**DIRECTION:** Where a line holds the string "title", return that line.

**MATERIALS PROVIDED:**

============================================================

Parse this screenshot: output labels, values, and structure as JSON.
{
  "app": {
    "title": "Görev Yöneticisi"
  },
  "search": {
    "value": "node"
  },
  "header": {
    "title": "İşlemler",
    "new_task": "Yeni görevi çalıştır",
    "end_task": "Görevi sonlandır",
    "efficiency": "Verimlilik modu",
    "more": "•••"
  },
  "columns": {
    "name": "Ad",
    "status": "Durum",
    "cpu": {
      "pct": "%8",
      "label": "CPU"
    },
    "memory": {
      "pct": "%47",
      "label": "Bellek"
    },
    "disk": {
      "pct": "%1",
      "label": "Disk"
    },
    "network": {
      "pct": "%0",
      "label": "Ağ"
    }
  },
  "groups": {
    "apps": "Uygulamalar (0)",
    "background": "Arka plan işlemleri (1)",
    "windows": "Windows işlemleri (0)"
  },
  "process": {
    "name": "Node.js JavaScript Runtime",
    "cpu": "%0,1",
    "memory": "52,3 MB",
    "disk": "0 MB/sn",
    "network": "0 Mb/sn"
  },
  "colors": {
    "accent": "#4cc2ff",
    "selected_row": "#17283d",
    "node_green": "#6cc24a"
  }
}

============================================================

**EXERCISE SOLUTION:**
    "title": "Görev Yöneticisi"
    "title": "İşlemler",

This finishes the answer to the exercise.